Given records ::

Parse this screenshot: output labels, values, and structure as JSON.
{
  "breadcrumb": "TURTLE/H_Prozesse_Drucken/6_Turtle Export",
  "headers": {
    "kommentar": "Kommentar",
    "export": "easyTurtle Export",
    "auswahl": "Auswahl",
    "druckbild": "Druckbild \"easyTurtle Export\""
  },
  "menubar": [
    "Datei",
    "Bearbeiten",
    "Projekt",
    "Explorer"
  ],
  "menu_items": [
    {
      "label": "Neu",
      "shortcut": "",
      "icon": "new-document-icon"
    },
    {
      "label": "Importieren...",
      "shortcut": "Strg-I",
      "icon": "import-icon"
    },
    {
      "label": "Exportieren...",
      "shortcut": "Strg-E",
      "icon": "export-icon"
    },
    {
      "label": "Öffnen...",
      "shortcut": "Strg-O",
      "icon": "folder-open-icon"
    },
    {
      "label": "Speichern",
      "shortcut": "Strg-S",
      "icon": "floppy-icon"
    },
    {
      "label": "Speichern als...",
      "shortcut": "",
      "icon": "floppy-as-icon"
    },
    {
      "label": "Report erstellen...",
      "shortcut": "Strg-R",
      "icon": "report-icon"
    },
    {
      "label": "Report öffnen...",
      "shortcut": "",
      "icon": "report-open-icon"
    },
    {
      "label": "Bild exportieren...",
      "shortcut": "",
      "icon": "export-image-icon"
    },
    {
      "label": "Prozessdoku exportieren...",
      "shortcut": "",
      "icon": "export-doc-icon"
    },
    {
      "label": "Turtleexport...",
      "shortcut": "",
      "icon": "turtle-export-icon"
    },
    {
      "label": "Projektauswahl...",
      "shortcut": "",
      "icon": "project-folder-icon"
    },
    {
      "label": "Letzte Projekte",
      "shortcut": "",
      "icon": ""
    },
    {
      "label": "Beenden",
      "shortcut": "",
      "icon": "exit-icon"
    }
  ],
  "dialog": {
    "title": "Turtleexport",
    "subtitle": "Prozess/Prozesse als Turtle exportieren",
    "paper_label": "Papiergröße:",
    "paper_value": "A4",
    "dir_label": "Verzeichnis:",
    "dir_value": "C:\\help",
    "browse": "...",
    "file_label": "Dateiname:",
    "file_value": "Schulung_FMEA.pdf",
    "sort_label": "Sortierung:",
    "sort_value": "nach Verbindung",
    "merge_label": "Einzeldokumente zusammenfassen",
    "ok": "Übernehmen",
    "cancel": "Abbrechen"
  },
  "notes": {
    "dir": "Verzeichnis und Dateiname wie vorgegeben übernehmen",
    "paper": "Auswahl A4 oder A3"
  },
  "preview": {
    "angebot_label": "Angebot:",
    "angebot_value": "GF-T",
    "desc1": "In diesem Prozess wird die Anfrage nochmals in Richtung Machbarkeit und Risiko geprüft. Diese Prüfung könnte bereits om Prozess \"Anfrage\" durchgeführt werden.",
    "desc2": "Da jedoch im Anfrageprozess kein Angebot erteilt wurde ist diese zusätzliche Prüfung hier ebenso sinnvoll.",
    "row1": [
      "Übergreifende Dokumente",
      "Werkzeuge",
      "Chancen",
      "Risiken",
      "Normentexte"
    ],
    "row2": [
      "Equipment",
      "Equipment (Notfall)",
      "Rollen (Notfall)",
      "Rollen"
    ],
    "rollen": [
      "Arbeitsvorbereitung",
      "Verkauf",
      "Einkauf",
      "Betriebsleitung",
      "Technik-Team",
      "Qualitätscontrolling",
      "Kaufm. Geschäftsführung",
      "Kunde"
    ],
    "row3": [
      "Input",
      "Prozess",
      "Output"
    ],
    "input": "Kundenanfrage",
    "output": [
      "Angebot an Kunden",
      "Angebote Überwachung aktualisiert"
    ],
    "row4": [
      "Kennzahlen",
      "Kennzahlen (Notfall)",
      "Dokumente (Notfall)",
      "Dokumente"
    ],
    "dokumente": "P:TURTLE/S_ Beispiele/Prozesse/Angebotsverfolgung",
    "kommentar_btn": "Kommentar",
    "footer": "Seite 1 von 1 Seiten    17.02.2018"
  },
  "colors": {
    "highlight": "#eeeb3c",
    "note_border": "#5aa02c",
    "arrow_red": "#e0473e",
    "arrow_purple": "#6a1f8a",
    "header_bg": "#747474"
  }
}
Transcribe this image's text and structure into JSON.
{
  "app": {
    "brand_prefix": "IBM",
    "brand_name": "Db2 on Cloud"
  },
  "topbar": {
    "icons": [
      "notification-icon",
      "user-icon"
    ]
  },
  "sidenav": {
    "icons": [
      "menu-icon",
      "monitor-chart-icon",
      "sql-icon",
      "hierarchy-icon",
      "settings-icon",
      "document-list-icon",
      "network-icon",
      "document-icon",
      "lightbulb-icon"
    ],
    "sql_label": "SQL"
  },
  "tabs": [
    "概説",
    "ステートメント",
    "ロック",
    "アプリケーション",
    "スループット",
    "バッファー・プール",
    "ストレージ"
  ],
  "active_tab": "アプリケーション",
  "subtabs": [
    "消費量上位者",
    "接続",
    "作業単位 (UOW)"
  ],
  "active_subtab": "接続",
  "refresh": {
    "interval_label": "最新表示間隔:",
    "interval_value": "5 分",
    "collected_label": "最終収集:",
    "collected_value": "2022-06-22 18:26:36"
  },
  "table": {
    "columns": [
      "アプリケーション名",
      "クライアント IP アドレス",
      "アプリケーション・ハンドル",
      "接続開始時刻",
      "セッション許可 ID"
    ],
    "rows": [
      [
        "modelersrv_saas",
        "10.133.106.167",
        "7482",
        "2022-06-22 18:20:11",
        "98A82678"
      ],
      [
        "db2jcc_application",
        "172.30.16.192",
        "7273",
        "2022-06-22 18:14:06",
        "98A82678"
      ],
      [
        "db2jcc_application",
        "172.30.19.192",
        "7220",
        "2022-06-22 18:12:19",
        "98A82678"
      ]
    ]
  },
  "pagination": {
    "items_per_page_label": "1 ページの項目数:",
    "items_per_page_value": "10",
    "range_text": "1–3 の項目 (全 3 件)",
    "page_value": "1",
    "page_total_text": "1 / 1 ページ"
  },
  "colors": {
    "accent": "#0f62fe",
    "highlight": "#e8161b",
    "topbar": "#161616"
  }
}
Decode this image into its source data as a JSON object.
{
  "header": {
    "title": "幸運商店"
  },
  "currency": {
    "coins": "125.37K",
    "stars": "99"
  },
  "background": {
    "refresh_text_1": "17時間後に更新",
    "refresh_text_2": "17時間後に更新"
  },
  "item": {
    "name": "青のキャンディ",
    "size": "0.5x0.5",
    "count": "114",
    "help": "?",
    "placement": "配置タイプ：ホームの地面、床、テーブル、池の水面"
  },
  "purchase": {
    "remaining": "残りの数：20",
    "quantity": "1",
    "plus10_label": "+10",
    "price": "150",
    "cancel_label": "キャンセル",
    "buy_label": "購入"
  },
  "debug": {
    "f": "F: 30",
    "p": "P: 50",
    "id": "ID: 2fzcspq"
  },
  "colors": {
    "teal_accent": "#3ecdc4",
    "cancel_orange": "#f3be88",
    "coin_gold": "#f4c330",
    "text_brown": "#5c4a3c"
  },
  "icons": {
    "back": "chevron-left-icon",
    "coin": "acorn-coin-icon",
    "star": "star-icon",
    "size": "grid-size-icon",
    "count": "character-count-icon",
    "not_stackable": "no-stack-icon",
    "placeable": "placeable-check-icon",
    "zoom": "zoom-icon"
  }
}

Aim :: Repeat only the lines running from the line that contains "Decode this image" through the last line above, inclusive.

Task result ::
Decode this image into its source data as a JSON object.
{
  "header": {
    "title": "幸運商店"
  },
  "currency": {
    "coins": "125.37K",
    "stars": "99"
  },
  "background": {
    "refresh_text_1": "17時間後に更新",
    "refresh_text_2": "17時間後に更新"
  },
  "item": {
    "name": "青のキャンディ",
    "size": "0.5x0.5",
    "count": "114",
    "help": "?",
    "placement": "配置タイプ：ホームの地面、床、テーブル、池の水面"
  },
  "purchase": {
    "remaining": "残りの数：20",
    "quantity": "1",
    "plus10_label": "+10",
    "price": "150",
    "cancel_label": "キャンセル",
    "buy_label": "購入"
  },
  "debug": {
    "f": "F: 30",
    "p": "P: 50",
    "id": "ID: 2fzcspq"
  },
  "colors": {
    "teal_accent": "#3ecdc4",
    "cancel_orange": "#f3be88",
    "coin_gold": "#f4c330",
    "text_brown": "#5c4a3c"
  },
  "icons": {
    "back": "chevron-left-icon",
    "coin": "acorn-coin-icon",
    "star": "star-icon",
    "size": "grid-size-icon",
    "count": "character-count-icon",
    "not_stackable": "no-stack-icon",
    "placeable": "placeable-check-icon",
    "zoom": "zoom-icon"
  }
}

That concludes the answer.